--- Start Records provided ---

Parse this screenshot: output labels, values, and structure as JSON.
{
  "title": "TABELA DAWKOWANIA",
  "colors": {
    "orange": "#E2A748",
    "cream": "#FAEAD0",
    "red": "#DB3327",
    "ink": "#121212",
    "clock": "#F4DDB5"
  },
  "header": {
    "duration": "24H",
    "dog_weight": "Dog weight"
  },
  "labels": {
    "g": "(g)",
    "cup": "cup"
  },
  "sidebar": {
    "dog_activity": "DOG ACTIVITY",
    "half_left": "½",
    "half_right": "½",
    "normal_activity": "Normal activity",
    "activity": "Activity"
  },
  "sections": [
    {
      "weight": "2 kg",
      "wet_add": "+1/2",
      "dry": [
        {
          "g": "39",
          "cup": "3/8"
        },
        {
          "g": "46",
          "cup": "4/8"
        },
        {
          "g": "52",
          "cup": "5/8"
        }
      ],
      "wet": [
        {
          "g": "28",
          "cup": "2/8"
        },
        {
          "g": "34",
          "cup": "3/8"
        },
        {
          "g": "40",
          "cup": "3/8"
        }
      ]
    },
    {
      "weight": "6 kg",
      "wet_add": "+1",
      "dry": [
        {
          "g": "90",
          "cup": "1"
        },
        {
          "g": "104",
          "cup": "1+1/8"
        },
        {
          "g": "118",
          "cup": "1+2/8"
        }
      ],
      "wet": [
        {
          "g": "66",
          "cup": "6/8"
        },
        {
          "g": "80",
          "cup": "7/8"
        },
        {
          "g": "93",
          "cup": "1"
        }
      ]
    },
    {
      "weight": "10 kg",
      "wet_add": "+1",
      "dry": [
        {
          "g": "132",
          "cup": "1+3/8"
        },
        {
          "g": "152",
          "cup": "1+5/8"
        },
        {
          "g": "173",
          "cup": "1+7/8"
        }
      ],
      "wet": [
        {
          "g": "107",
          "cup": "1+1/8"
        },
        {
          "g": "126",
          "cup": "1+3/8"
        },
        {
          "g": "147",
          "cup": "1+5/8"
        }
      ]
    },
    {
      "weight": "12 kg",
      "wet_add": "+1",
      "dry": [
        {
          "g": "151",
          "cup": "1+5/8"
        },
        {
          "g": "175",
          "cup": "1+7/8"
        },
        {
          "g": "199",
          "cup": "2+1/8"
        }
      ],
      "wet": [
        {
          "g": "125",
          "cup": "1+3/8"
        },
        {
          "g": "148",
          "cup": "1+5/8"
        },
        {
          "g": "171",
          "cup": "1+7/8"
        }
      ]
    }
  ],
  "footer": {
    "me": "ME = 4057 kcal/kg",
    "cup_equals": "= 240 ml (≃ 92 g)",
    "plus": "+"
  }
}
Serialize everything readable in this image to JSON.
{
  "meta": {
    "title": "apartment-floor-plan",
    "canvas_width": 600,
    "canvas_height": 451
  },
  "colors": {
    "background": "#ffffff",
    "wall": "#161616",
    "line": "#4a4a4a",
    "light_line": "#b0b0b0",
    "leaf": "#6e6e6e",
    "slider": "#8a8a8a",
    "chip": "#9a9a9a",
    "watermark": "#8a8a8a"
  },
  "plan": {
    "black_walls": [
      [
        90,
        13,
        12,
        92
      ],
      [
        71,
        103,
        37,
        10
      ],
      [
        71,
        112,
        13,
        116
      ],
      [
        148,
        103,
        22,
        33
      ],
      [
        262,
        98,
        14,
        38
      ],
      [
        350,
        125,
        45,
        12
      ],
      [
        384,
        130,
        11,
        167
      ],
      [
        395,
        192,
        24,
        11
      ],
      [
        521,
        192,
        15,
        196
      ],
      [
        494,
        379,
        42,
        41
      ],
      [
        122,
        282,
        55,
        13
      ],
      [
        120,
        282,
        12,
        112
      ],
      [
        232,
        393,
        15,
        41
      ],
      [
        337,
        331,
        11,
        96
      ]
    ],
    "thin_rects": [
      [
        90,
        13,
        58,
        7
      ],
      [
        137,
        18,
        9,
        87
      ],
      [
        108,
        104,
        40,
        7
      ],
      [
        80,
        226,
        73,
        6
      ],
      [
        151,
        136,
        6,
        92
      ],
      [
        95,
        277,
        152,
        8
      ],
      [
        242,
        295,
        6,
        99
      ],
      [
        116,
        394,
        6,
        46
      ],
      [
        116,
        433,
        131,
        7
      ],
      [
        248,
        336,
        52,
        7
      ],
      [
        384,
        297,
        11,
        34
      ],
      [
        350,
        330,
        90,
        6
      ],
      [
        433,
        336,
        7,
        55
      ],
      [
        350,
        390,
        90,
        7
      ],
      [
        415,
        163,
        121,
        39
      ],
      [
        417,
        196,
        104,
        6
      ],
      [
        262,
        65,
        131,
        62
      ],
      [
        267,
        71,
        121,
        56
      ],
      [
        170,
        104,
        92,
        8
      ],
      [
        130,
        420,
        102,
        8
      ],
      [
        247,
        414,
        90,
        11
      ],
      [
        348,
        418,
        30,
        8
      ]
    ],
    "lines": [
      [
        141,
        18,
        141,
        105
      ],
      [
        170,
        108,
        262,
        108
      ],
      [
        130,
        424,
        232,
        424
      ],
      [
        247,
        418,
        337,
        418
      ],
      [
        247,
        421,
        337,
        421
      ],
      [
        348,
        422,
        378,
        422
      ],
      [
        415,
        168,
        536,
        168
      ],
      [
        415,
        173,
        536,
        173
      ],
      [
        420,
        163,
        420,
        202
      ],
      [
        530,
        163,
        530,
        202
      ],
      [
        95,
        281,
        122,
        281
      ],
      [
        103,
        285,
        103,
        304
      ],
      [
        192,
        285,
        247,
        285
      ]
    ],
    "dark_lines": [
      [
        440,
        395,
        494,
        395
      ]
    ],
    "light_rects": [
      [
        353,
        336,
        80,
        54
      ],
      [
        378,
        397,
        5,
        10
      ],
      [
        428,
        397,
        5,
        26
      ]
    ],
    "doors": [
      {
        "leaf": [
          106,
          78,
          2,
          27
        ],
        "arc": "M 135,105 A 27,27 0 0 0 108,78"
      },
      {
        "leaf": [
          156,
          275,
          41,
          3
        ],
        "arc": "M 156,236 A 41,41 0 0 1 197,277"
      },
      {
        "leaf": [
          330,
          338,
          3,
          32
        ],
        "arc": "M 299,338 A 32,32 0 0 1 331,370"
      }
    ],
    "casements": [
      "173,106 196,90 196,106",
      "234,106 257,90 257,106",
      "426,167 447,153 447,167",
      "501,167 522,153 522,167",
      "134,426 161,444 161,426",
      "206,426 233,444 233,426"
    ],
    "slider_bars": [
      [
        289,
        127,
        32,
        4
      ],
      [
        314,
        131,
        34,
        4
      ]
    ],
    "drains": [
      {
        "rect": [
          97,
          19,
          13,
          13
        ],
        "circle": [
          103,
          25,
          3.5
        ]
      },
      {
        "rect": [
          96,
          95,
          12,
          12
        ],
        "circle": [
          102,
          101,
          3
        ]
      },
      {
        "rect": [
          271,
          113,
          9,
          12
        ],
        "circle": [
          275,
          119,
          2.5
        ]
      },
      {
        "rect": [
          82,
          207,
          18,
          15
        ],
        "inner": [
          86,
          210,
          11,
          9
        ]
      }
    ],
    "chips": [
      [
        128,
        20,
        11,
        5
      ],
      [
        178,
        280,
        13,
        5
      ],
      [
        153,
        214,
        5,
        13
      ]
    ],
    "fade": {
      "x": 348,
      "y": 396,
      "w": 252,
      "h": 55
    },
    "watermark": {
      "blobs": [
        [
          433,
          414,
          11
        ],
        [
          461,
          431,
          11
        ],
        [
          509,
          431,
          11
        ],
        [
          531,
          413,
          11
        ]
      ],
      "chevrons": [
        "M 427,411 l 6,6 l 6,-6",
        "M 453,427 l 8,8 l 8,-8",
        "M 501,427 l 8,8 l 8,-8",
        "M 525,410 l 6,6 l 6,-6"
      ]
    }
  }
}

--- End Records provided ---

#### Given task
Where a line of the data holds "this", show that line.

#### Solved problem
Parse this screenshot: output labels, values, and structure as JSON.
Serialize everything readable in this image to JSON.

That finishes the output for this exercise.